Transcribe the listing exactly, leaving out every picture.

## [EXERCISE INPUTS]
↓

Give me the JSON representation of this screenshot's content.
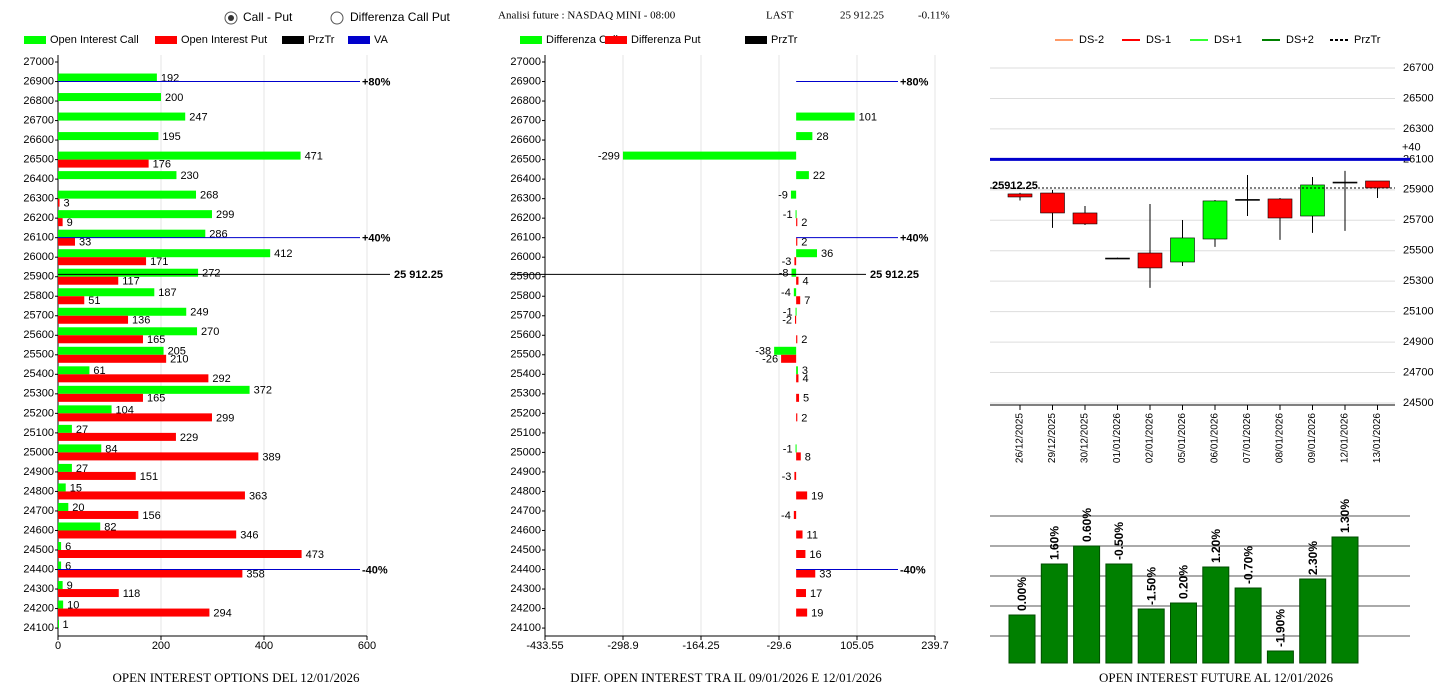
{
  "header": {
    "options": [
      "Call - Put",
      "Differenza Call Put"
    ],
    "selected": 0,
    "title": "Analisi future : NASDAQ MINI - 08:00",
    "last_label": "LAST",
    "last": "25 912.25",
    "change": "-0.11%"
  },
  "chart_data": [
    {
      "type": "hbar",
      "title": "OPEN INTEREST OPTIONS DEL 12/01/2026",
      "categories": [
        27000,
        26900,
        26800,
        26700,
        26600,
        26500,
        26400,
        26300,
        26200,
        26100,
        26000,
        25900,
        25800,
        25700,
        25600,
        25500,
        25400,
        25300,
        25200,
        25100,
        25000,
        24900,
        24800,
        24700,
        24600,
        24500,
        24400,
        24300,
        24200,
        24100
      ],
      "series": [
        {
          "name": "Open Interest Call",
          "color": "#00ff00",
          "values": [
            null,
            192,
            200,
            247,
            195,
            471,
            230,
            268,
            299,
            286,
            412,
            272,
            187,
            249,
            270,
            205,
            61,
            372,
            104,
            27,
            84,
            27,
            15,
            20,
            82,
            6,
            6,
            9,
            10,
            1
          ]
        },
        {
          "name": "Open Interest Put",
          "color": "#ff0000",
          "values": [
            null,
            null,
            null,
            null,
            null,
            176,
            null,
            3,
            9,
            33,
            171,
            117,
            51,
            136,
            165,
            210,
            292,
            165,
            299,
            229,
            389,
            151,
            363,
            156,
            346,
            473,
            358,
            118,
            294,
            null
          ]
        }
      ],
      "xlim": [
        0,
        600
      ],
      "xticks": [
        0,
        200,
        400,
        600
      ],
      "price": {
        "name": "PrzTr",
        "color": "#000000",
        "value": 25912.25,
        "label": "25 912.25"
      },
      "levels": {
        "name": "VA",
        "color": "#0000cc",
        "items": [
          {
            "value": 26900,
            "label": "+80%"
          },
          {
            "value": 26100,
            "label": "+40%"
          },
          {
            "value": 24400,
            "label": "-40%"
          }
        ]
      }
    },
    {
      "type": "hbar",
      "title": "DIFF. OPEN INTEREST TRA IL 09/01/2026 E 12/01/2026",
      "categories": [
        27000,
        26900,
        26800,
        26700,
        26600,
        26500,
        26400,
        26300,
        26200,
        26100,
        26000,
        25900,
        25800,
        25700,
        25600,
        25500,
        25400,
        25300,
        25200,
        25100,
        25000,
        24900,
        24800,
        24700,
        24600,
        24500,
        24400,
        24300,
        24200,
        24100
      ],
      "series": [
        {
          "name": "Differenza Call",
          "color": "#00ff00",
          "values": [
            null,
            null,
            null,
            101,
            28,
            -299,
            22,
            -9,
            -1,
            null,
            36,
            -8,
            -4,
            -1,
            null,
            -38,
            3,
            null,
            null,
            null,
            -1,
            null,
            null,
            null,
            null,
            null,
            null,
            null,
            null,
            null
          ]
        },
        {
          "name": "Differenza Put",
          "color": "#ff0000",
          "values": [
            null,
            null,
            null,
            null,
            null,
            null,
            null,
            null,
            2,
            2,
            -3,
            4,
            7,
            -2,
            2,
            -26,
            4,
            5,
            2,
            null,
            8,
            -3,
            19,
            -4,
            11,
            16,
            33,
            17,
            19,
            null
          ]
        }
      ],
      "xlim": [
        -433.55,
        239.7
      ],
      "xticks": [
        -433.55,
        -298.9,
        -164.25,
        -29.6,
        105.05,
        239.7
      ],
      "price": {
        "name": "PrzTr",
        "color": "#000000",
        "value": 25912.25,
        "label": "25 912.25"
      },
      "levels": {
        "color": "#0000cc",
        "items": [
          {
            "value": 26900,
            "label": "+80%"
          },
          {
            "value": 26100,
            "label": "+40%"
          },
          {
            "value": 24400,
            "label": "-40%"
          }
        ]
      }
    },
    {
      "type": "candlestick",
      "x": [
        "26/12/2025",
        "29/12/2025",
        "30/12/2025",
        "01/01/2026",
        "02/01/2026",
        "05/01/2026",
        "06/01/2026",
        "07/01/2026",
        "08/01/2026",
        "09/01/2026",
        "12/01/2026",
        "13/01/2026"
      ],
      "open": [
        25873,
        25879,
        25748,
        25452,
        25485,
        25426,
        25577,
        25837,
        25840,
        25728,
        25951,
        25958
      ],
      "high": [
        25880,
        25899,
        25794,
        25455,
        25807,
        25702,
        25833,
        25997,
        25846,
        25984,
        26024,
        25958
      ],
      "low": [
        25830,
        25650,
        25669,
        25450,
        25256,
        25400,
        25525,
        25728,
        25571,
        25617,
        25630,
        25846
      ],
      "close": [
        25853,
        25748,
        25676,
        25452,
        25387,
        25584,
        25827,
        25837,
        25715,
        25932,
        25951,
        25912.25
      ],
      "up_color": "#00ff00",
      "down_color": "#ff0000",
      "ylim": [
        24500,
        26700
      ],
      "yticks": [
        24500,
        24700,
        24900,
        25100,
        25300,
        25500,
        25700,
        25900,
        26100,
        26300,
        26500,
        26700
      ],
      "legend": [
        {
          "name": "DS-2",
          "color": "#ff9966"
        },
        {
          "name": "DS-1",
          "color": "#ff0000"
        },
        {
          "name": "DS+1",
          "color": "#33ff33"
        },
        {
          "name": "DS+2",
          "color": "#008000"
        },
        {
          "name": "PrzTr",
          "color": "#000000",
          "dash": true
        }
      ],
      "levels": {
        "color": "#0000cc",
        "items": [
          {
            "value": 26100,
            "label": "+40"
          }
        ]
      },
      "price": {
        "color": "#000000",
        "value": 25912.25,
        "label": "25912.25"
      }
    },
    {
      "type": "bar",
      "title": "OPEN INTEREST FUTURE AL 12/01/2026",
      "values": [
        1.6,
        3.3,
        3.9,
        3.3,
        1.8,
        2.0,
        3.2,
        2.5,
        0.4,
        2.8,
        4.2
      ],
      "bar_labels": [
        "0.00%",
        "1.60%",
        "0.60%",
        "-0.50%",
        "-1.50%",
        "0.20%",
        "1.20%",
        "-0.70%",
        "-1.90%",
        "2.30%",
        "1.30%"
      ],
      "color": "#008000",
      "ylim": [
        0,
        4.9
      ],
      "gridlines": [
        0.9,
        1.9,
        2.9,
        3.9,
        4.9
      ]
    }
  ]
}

↑

## [TASK RESULT]
Give me the JSON representation of this screenshot's content.
{
  "header": {
    "options": [
      "Call - Put",
      "Differenza Call Put"
    ],
    "selected": 0,
    "title": "Analisi future : NASDAQ MINI - 08:00",
    "last_label": "LAST",
    "last": "25 912.25",
    "change": "-0.11%"
  },
  "chart_data": [
    {
      "type": "hbar",
      "title": "OPEN INTEREST OPTIONS DEL 12/01/2026",
      "categories": [
        27000,
        26900,
        26800,
        26700,
        26600,
        26500,
        26400,
        26300,
        26200,
        26100,
        26000,
        25900,
        25800,
        25700,
        25600,
        25500,
        25400,
        25300,
        25200,
        25100,
        25000,
        24900,
        24800,
        24700,
        24600,
        24500,
        24400,
        24300,
        24200,
        24100
      ],
      "series": [
        {
          "name": "Open Interest Call",
          "color": "#00ff00",
          "values": [
            null,
            192,
            200,
            247,
            195,
            471,
            230,
            268,
            299,
            286,
            412,
            272,
            187,
            249,
            270,
            205,
            61,
            372,
            104,
            27,
            84,
            27,
            15,
            20,
            82,
            6,
            6,
            9,
            10,
            1
          ]
        },
        {
          "name": "Open Interest Put",
          "color": "#ff0000",
          "values": [
            null,
            null,
            null,
            null,
            null,
            176,
            null,
            3,
            9,
            33,
            171,
            117,
            51,
            136,
            165,
            210,
            292,
            165,
            299,
            229,
            389,
            151,
            363,
            156,
            346,
            473,
            358,
            118,
            294,
            null
          ]
        }
      ],
      "xlim": [
        0,
        600
      ],
      "xticks": [
        0,
        200,
        400,
        600
      ],
      "price": {
        "name": "PrzTr",
        "color": "#000000",
        "value": 25912.25,
        "label": "25 912.25"
      },
      "levels": {
        "name": "VA",
        "color": "#0000cc",
        "items": [
          {
            "value": 26900,
            "label": "+80%"
          },
          {
            "value": 26100,
            "label": "+40%"
          },
          {
            "value": 24400,
            "label": "-40%"
          }
        ]
      }
    },
    {
      "type": "hbar",
      "title": "DIFF. OPEN INTEREST TRA IL 09/01/2026 E 12/01/2026",
      "categories": [
        27000,
        26900,
        26800,
        26700,
        26600,
        26500,
        26400,
        26300,
        26200,
        26100,
        26000,
        25900,
        25800,
        25700,
        25600,
        25500,
        25400,
        25300,
        25200,
        25100,
        25000,
        24900,
        24800,
        24700,
        24600,
        24500,
        24400,
        24300,
        24200,
        24100
      ],
      "series": [
        {
          "name": "Differenza Call",
          "color": "#00ff00",
          "values": [
            null,
            null,
            null,
            101,
            28,
            -299,
            22,
            -9,
            -1,
            null,
            36,
            -8,
            -4,
            -1,
            null,
            -38,
            3,
            null,
            null,
            null,
            -1,
            null,
            null,
            null,
            null,
            null,
            null,
            null,
            null,
            null
          ]
        },
        {
          "name": "Differenza Put",
          "color": "#ff0000",
          "values": [
            null,
            null,
            null,
            null,
            null,
            null,
            null,
            null,
            2,
            2,
            -3,
            4,
            7,
            -2,
            2,
            -26,
            4,
            5,
            2,
            null,
            8,
            -3,
            19,
            -4,
            11,
            16,
            33,
            17,
            19,
            null
          ]
        }
      ],
      "xlim": [
        -433.55,
        239.7
      ],
      "xticks": [
        -433.55,
        -298.9,
        -164.25,
        -29.6,
        105.05,
        239.7
      ],
      "price": {
        "name": "PrzTr",
        "color": "#000000",
        "value": 25912.25,
        "label": "25 912.25"
      },
      "levels": {
        "color": "#0000cc",
        "items": [
          {
            "value": 26900,
            "label": "+80%"
          },
          {
            "value": 26100,
            "label": "+40%"
          },
          {
            "value": 24400,
            "label": "-40%"
          }
        ]
      }
    },
    {
      "type": "candlestick",
      "x": [
        "26/12/2025",
        "29/12/2025",
        "30/12/2025",
        "01/01/2026",
        "02/01/2026",
        "05/01/2026",
        "06/01/2026",
        "07/01/2026",
        "08/01/2026",
        "09/01/2026",
        "12/01/2026",
        "13/01/2026"
      ],
      "open": [
        25873,
        25879,
        25748,
        25452,
        25485,
        25426,
        25577,
        25837,
        25840,
        25728,
        25951,
        25958
      ],
      "high": [
        25880,
        25899,
        25794,
        25455,
        25807,
        25702,
        25833,
        25997,
        25846,
        25984,
        26024,
        25958
      ],
      "low": [
        25830,
        25650,
        25669,
        25450,
        25256,
        25400,
        25525,
        25728,
        25571,
        25617,
        25630,
        25846
      ],
      "close": [
        25853,
        25748,
        25676,
        25452,
        25387,
        25584,
        25827,
        25837,
        25715,
        25932,
        25951,
        25912.25
      ],
      "up_color": "#00ff00",
      "down_color": "#ff0000",
      "ylim": [
        24500,
        26700
      ],
      "yticks": [
        24500,
        24700,
        24900,
        25100,
        25300,
        25500,
        25700,
        25900,
        26100,
        26300,
        26500,
        26700
      ],
      "legend": [
        {
          "name": "DS-2",
          "color": "#ff9966"
        },
        {
          "name": "DS-1",
          "color": "#ff0000"
        },
        {
          "name": "DS+1",
          "color": "#33ff33"
        },
        {
          "name": "DS+2",
          "color": "#008000"
        },
        {
          "name": "PrzTr",
          "color": "#000000",
          "dash": true
        }
      ],
      "levels": {
        "color": "#0000cc",
        "items": [
          {
            "value": 26100,
            "label": "+40"
          }
        ]
      },
      "price": {
        "color": "#000000",
        "value": 25912.25,
        "label": "25912.25"
      }
    },
    {
      "type": "bar",
      "title": "OPEN INTEREST FUTURE AL 12/01/2026",
      "values": [
        1.6,
        3.3,
        3.9,
        3.3,
        1.8,
        2.0,
        3.2,
        2.5,
        0.4,
        2.8,
        4.2
      ],
      "bar_labels": [
        "0.00%",
        "1.60%",
        "0.60%",
        "-0.50%",
        "-1.50%",
        "0.20%",
        "1.20%",
        "-0.70%",
        "-1.90%",
        "2.30%",
        "1.30%"
      ],
      "color": "#008000",
      "ylim": [
        0,
        4.9
      ],
      "gridlines": [
        0.9,
        1.9,
        2.9,
        3.9,
        4.9
      ]
    }
  ]
}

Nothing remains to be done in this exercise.